*Page extract:*
For $40 a year she was to enforce all rules, keep the books in systematic order, keep a record of membership, notify delinquents, keep the books, shelves, etc., carefully dusted, be courteous at all times to members, report to the board any discourtesy or misconduct on the part of those who visit the library, and the infamous “such other duties as the board might require”. Wages were raised to $50 in 1901, $90 in 1913 and $120 by 1918. These wages brought Acton in closer line with Georgetown where Miss Alberta Glass was hired in 1899 for $100 a year.
Rules of the Acton Library
The rules of the Acton Library were fairly simple. You had to be 14, known to the librarian or vouched for by a responsible citizen. A library card cost five cents, a copy of the printed catalogue another ten. The Dewey Decimal system would not arrive until 1915, and a card catalogue well after that. In 1924 the Board was still printing supplementary catalogues after its annual Fall buying trip to Toronto. Members could borrow one book at a time; overdue fines after two weeks were charged at the rate of five cents a day. There were additional fines for turning down the leaves, marking or defacing books. Noise and loud conversation were forbidden as was smoking.
Hours of Operation in the Early Days
The Acton Library was open 7:00 to 8:30 p.m. on Monday, Wednesday and Saturdays. A switch to Friday nights, and the occasional experiments with afternoon and Saturday hours were the only tinkering with hours before the first purpose-built Acton Library opened in 1967. From the beginning, Georgetown’s hours were substantially longer: 12:30 to 5:30 each afternoon and 6:30 to 8:00 (summer) or 9:00 (winters).
The Georgetown Move to Knox Presbyterian
Both collections continued to be housed in the respective Town Halls. In Georgetown hope sprang eternal that the Carnegie estate, which had been so generous with other public libraries across North America, could be persuaded to donate towards a new building. They were turned down in 1903 and again in 1910.
The solution presented itself in 1912, when the members of the local Congregational Church, anticipating the union of the Congregational Church with those of the Methodists and Presbyterians, decided to move next door to Knox Presbyterian. The founding president of the Georgetown Mechanics Institute, and leading local industrialist, John R. Barber, with the other trustees of the Congregational Church deeded the building to the Town to be used as a library.
The conditions of sale included the provisos that no gambling of any kind be permitted on the premises, that the Memorial window remain, and that the Church bell be rung each Sabbath for Church Services. The Carnegie Foundation was promptly asked for $4,000 to cover the cost of renovating the building, which was as promptly refused.
J.B. McKenzie of Acton was given the contract for renovations (rest rooms, a new metal ceiling) and the library opened in its new official home on October 10, 1913. Having just escaped a corner of the old Town Hall there was substantial extra space despite dividing part of the building for use as an auditorium. It was equipped with gymnastic equipment, which during World War I was used for training recruits. Just after the war, the YMCA used the facilities.
Acton Library Feels the Pinch
In 1918, without much success, the board raised the issue of larger premises for the Acton Library. The 15 by 19 foot room was inadequate for the collection let alone the possibility of a reading room. Again the Carnegie Trust was applied to without success.
In 1923 the board was taken to task at the annual provincial library convention for not spending enough on books. In their defense the board claimed that they had indeed bought 140 books the previous year, but that there was no room for many more. Later that year the Board made more noises about approaching the Carnegie Trust. Salvation came in the spring of 1933 when the Murray family left money to be used to improve library facilities, either in a new building, or through renovations in the Town Hall. In the spring of 1935, the library moved around the corner onto Mill St. into what seemed like spacious new quarters in the front of the new YMCA building.

*Provided records:*
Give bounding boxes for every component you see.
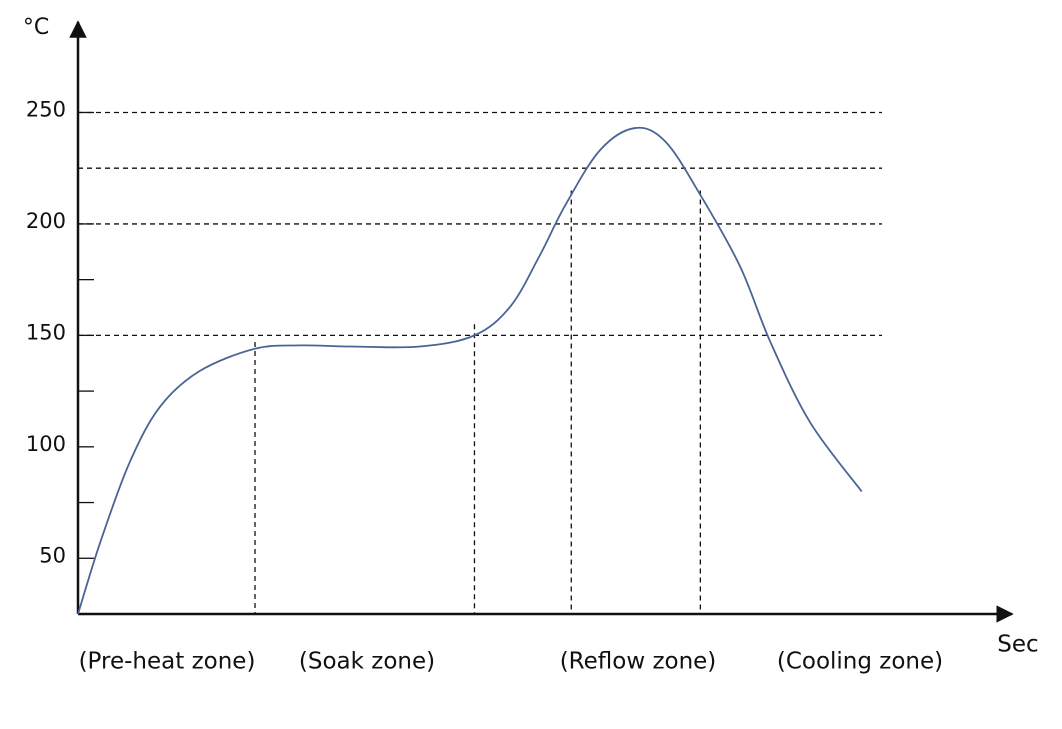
zone-label: (Soak zone) [299, 649, 435, 675]
y-tick-label: 150 [26, 320, 66, 344]
y-tick-label: 200 [26, 209, 66, 233]
y-axis-label: °C [23, 15, 49, 40]
x-axis-label: Sec [997, 632, 1038, 658]
y-tick-label: 250 [26, 97, 66, 121]
temperature-curve [77, 126, 863, 615]
zone-label: (Pre-heat zone) [79, 649, 256, 675]
y-tick-label: 100 [26, 432, 66, 456]
zone-label: (Reflow zone) [560, 649, 717, 675]
zone-label: (Cooling zone) [777, 649, 943, 675]
y-tick-label: 50 [39, 543, 66, 567]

*Task instructions:*
A. In the library history, how much did a library card cost at the Acton Library?
B. Which lines of the rows contain the string "zone"? Locate and copy each one, treating uppercase and lowercase as different.
The library history and the rows have nothing to do with each other.

*Results in order:*
A. Five cents.

B.
zone-label: (Soak zone) [299, 649, 435, 675]
zone-label: (Pre-heat zone) [79, 649, 256, 675]
zone-label: (Reflow zone) [560, 649, 717, 675]
zone-label: (Cooling zone) [777, 649, 943, 675]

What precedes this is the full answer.